• [Aim]
Where the string "ylabel" occurs in the material below, report the whole line.

──────────────────────────────

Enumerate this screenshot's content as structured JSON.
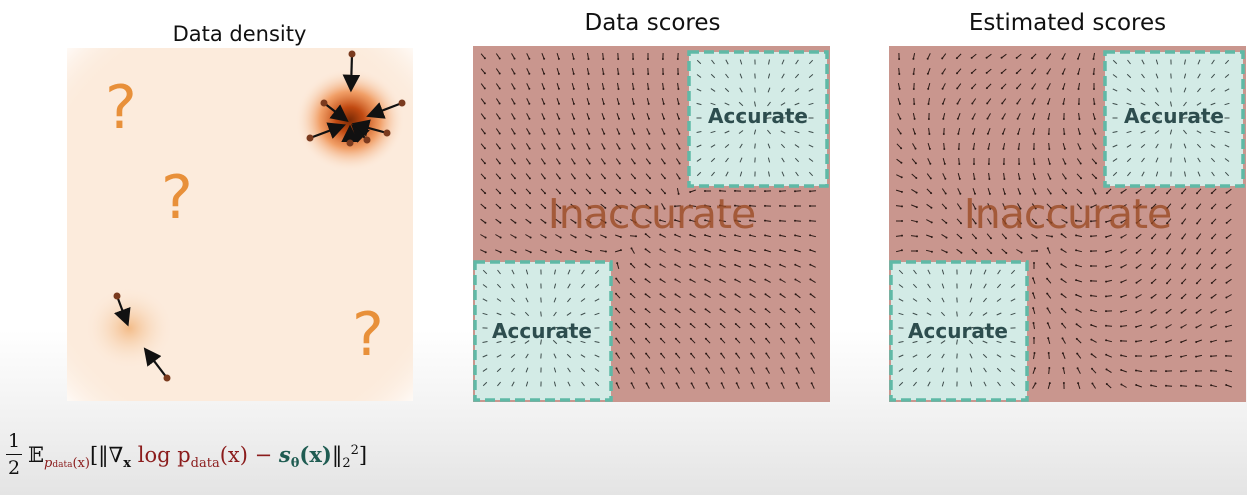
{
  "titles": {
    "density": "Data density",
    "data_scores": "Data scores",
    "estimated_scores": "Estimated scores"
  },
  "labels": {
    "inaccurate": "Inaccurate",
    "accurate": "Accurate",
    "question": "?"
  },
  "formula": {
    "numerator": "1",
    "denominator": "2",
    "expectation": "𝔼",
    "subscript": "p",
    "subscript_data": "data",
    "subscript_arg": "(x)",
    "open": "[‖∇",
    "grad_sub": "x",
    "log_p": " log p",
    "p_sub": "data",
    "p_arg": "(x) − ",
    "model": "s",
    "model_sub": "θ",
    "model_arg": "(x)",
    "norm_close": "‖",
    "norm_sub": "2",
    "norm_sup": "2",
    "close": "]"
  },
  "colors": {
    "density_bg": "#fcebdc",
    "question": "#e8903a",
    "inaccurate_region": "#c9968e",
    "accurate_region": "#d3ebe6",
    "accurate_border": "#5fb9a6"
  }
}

──────────────────────────────

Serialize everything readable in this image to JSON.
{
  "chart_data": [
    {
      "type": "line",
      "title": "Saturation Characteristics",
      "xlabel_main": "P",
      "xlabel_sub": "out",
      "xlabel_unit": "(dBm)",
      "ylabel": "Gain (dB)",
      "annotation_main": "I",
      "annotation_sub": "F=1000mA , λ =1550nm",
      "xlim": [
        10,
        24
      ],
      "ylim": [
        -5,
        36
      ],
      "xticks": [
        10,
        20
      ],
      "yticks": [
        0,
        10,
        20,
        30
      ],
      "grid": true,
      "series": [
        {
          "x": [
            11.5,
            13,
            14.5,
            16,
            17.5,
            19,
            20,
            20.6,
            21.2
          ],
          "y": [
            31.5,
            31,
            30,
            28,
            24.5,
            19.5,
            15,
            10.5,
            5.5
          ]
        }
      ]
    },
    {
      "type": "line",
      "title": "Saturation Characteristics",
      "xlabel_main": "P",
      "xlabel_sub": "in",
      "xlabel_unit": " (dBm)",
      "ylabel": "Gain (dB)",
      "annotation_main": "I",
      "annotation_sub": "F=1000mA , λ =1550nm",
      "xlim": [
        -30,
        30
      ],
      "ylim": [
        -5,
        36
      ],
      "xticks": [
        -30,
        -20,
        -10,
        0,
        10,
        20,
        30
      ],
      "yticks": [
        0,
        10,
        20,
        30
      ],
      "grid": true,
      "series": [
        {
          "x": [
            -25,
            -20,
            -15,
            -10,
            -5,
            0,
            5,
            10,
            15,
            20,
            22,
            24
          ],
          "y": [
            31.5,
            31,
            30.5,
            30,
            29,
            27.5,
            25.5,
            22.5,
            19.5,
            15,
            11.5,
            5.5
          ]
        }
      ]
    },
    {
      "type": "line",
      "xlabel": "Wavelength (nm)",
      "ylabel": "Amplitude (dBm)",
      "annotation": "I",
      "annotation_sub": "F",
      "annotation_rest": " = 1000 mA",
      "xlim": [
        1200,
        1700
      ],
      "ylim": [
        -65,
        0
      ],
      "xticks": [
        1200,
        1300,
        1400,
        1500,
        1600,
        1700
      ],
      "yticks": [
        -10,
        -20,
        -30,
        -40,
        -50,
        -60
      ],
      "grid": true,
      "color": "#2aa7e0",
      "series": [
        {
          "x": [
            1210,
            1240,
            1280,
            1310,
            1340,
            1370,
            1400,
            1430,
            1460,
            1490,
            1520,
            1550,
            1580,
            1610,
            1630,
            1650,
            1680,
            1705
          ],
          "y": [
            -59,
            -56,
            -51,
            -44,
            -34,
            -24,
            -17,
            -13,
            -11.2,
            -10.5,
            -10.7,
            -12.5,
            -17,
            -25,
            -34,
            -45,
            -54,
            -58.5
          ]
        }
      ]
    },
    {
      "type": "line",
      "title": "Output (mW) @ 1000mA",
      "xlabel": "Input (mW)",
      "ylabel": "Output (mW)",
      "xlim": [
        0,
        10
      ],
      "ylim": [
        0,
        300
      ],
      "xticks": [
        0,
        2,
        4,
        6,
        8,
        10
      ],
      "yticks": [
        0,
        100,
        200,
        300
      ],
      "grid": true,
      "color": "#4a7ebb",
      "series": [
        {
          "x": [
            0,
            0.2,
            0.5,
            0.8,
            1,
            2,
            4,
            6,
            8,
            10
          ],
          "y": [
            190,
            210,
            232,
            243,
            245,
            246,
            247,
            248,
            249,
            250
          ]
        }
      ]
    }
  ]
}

──────────────────────────────

• [Solution for this exercise]
      "ylabel": "Gain (dB)",
      "ylabel": "Gain (dB)",
      "ylabel": "Amplitude (dBm)",
      "ylabel": "Output (mW)",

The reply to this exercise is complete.